-- Given data --
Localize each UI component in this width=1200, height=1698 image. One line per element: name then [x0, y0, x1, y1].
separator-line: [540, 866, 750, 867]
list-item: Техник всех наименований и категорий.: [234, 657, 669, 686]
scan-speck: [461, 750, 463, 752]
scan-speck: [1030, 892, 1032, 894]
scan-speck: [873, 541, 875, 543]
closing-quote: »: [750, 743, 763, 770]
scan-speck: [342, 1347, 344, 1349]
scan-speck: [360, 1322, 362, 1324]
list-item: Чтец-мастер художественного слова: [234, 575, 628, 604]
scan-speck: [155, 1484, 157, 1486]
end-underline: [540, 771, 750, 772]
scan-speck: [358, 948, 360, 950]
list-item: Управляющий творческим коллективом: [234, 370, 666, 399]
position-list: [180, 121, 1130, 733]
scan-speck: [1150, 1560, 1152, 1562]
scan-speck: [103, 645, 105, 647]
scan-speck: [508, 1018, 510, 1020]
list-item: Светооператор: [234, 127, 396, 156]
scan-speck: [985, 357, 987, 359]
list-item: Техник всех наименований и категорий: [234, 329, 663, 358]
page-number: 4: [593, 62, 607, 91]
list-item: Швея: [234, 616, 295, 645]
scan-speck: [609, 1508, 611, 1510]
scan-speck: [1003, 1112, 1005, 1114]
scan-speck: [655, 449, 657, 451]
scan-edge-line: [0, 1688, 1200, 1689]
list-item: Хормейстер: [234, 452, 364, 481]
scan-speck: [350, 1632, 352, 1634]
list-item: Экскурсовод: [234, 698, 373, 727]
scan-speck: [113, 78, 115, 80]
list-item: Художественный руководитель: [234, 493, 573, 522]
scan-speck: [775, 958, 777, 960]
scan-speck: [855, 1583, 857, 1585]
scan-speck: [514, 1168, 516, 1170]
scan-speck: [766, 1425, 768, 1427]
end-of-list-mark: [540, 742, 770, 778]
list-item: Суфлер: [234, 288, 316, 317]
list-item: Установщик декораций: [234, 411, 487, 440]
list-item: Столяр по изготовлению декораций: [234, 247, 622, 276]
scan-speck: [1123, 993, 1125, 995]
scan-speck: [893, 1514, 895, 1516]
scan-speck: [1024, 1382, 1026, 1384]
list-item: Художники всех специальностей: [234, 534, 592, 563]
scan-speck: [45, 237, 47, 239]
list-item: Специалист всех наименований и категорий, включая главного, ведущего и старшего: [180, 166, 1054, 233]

--

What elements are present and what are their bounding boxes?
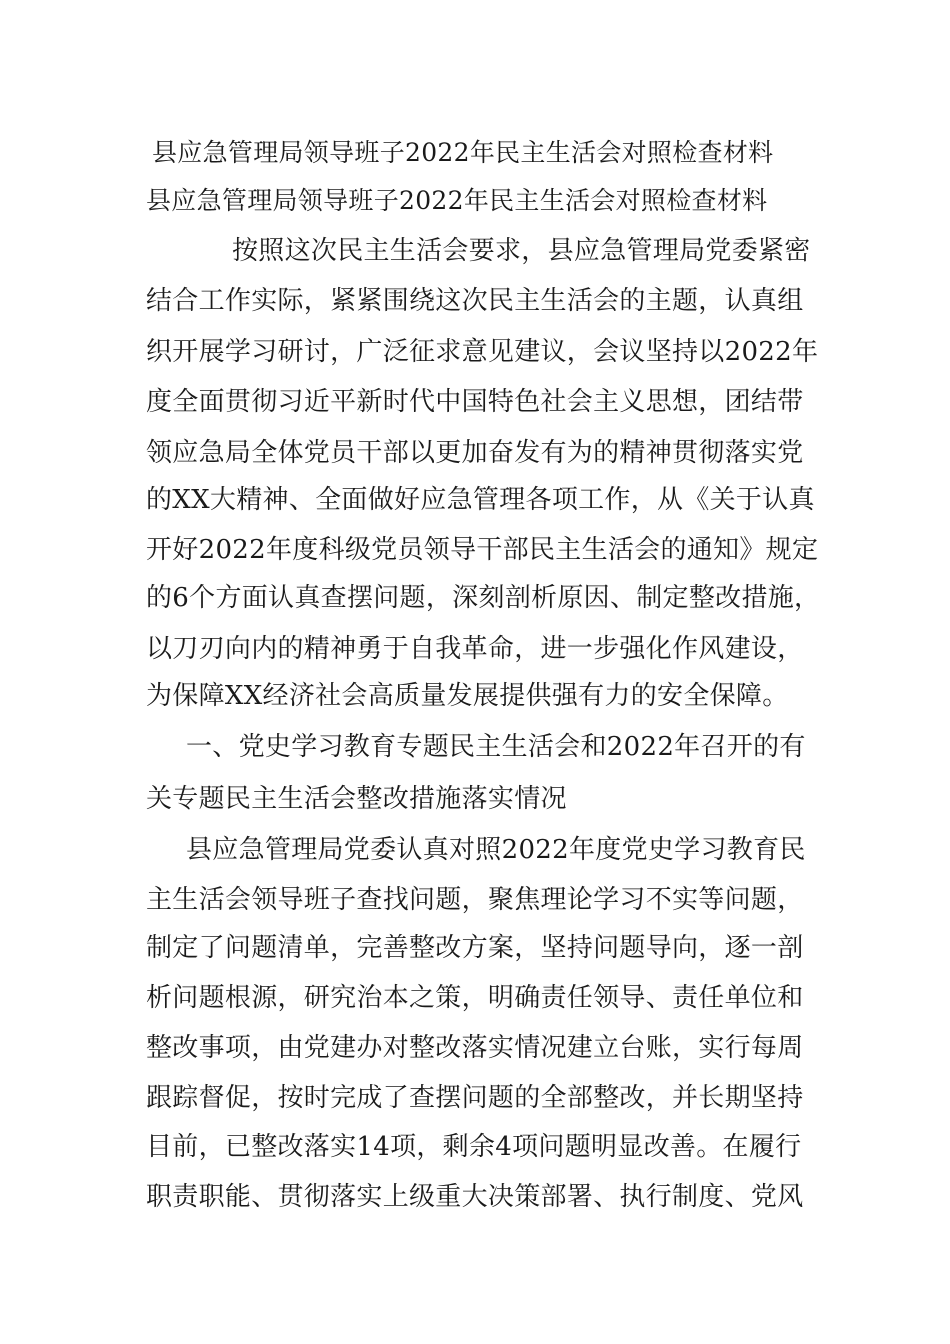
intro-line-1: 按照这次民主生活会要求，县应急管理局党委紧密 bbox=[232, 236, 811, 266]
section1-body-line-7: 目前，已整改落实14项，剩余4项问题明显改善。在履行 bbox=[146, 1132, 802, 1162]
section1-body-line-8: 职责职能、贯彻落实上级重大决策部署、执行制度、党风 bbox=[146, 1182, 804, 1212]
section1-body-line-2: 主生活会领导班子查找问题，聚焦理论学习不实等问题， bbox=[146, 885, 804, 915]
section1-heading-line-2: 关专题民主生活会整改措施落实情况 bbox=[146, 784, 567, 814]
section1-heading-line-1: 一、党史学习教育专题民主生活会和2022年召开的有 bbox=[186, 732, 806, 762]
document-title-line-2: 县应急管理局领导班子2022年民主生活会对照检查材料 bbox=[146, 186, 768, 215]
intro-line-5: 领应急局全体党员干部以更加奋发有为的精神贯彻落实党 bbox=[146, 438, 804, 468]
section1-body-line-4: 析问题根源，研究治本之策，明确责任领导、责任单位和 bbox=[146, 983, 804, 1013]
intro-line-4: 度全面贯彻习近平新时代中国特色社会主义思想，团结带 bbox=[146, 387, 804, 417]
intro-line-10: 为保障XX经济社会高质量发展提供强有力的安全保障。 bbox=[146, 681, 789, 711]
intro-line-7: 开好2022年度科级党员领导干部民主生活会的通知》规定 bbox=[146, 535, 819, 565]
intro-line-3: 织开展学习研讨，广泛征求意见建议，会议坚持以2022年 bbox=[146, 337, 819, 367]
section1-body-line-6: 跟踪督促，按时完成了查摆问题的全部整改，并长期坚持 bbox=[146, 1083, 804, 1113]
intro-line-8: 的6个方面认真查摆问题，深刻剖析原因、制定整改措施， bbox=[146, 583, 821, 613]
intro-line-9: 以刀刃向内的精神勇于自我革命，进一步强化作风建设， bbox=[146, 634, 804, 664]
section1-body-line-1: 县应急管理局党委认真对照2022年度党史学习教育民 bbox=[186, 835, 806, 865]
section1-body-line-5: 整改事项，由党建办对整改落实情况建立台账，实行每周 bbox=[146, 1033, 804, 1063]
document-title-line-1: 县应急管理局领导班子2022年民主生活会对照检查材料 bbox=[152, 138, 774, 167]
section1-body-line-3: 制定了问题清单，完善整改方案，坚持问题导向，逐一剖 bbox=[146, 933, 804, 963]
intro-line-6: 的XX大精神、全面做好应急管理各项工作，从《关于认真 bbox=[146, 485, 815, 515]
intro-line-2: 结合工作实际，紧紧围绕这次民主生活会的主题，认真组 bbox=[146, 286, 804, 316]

-- Short task --
Starting with the line containing "intro-line-1: 按照这次民主生活会要求，县应急管理局党委紧密 bbox=[232, 236, 811, 266]" and continuing through the line containing "784, 567, 814]", format those record lines as a Markdown table with the columns Row and Line. Number each line in Row, put the line itself in Line, and skip any blank lines.

-- Task response --
| Row | Line |
|---|---|
| 1 | intro-line-1: 按照这次民主生活会要求，县应急管理局党委紧密 bbox=[232, 236, 811, 266] |
| 2 | section1-body-line-7: 目前，已整改落实14项，剩余4项问题明显改善。在履行 bbox=[146, 1132, 802, 1162] |
| 3 | section1-body-line-8: 职责职能、贯彻落实上级重大决策部署、执行制度、党风 bbox=[146, 1182, 804, 1212] |
| 4 | section1-body-line-2: 主生活会领导班子查找问题，聚焦理论学习不实等问题， bbox=[146, 885, 804, 915] |
| 5 | section1-heading-line-2: 关专题民主生活会整改措施落实情况 bbox=[146, 784, 567, 814] |